INSTRUCTIONS FOR THE TASK: Copy out all lines carrying the word "interests".

SUPPLIED INFORMATION:

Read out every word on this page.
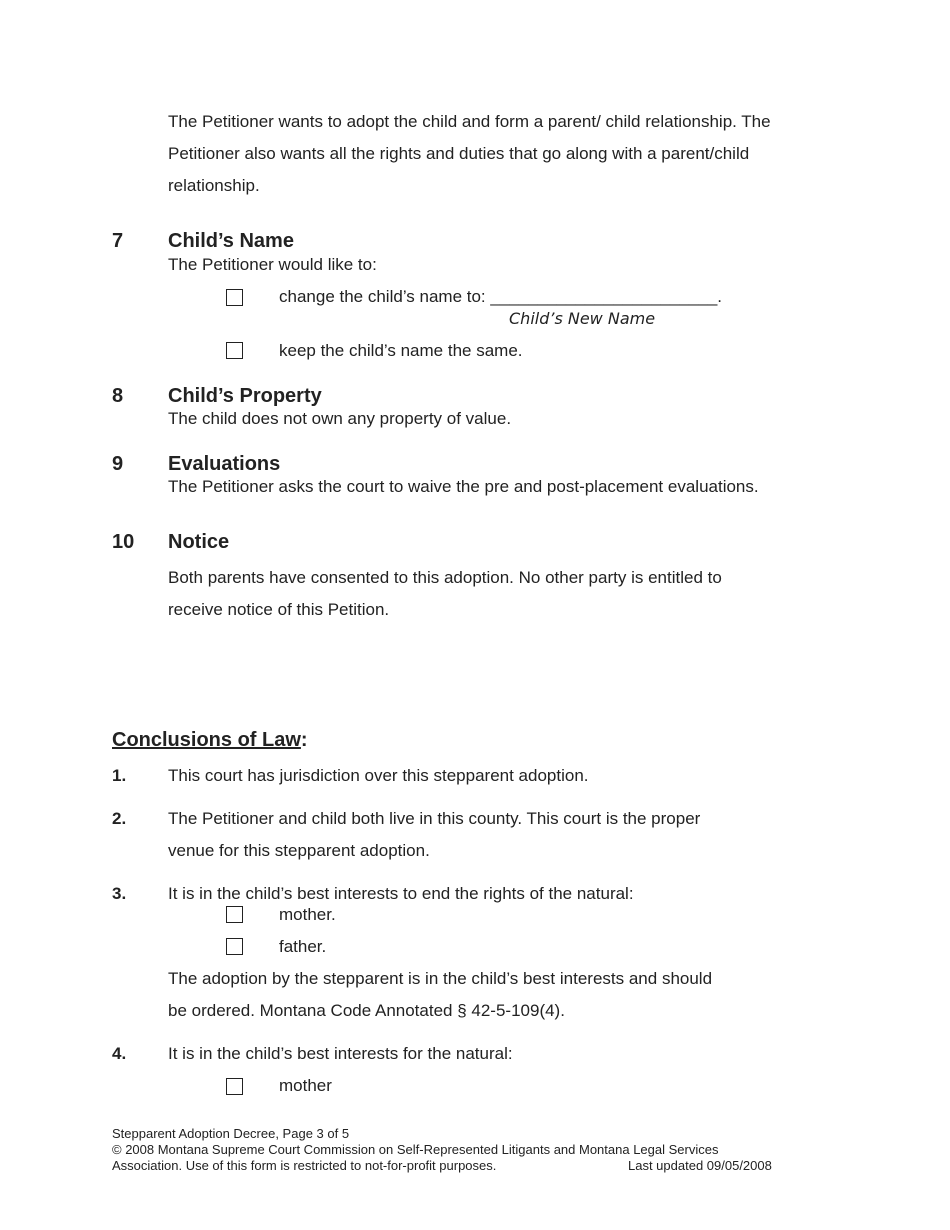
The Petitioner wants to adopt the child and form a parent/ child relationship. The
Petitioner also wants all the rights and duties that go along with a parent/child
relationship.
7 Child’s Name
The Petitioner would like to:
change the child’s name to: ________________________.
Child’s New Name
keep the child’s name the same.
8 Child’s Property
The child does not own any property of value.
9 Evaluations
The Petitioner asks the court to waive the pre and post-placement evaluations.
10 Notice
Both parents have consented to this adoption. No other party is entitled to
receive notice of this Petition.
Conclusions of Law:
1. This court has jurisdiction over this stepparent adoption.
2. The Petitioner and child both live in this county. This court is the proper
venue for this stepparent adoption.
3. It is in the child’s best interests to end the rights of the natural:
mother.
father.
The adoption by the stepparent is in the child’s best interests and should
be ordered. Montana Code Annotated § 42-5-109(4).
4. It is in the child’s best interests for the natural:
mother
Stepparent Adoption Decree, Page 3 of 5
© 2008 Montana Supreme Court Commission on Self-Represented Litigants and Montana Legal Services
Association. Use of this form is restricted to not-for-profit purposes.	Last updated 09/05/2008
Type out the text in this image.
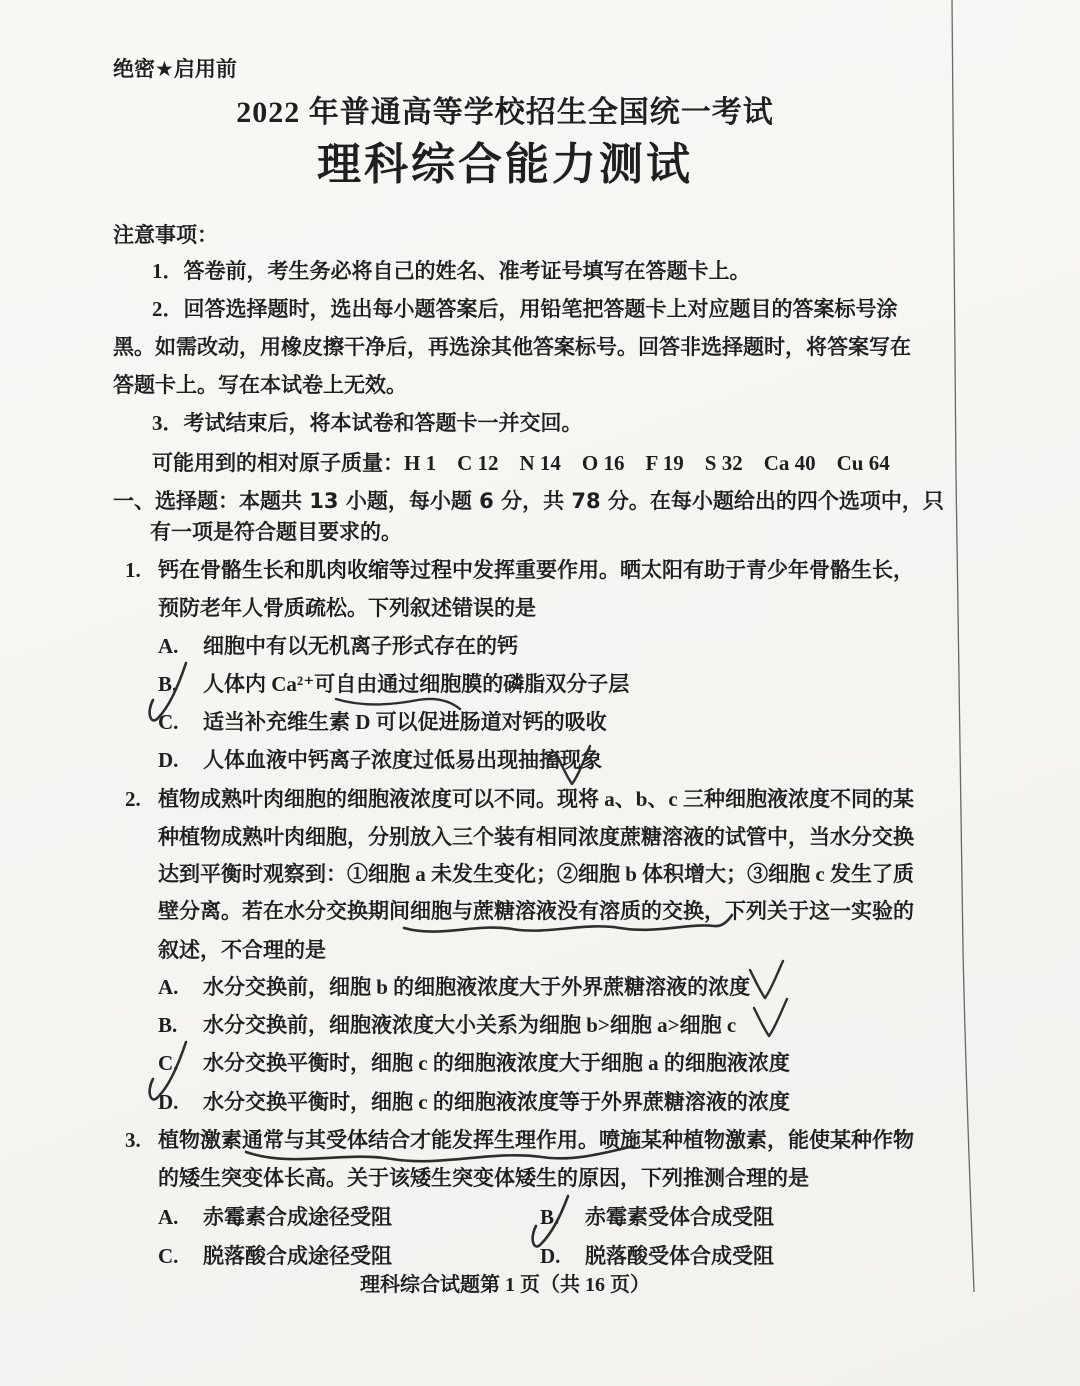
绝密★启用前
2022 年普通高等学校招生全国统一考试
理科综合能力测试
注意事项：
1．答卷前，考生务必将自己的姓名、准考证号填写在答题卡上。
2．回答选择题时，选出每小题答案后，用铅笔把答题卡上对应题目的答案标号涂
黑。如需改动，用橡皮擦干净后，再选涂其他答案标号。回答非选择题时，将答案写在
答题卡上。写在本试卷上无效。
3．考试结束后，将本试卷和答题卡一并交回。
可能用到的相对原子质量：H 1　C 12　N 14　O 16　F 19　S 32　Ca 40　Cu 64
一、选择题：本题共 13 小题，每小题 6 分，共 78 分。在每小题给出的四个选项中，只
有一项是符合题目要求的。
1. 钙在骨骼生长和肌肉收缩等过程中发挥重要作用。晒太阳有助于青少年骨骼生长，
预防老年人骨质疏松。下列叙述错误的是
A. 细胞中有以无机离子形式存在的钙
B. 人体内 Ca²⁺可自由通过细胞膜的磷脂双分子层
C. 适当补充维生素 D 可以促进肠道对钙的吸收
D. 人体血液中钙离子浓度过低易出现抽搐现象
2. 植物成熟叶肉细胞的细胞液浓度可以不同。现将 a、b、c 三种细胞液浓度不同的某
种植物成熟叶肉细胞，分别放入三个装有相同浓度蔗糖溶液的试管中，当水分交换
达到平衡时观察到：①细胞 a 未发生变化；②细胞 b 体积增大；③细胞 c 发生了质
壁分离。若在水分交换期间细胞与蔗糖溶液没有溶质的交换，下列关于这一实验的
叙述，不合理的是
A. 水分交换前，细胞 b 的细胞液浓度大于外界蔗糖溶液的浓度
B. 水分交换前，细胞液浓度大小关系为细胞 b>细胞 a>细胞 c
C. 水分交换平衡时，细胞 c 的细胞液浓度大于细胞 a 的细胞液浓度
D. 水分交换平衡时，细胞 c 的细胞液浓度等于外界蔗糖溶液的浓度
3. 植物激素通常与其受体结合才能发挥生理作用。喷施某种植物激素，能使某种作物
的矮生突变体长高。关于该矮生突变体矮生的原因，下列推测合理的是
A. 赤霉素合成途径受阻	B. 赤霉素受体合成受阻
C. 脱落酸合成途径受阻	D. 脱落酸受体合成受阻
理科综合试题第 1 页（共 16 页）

...

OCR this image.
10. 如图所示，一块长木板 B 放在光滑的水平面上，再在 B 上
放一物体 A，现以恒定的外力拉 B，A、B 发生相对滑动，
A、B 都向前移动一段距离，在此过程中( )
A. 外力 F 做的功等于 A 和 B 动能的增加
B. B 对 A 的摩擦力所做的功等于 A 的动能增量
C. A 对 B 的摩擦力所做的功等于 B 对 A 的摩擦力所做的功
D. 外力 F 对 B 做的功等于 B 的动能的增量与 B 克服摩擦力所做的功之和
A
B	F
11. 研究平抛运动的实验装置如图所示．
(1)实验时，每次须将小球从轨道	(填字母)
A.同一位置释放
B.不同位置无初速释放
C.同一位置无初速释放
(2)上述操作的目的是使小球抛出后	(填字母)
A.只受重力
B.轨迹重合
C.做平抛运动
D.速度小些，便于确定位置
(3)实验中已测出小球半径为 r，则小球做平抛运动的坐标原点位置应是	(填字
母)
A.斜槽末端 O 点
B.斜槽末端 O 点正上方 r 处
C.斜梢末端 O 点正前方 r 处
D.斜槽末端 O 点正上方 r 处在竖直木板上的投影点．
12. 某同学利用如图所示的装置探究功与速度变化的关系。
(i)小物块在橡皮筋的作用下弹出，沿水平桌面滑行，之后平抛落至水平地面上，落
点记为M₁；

EXERCISE ANSWER:
3. It is in the child’s best interests to end the rights of the natural:
The adoption by the stepparent is in the child’s best interests and should
4. It is in the child’s best interests for the natural:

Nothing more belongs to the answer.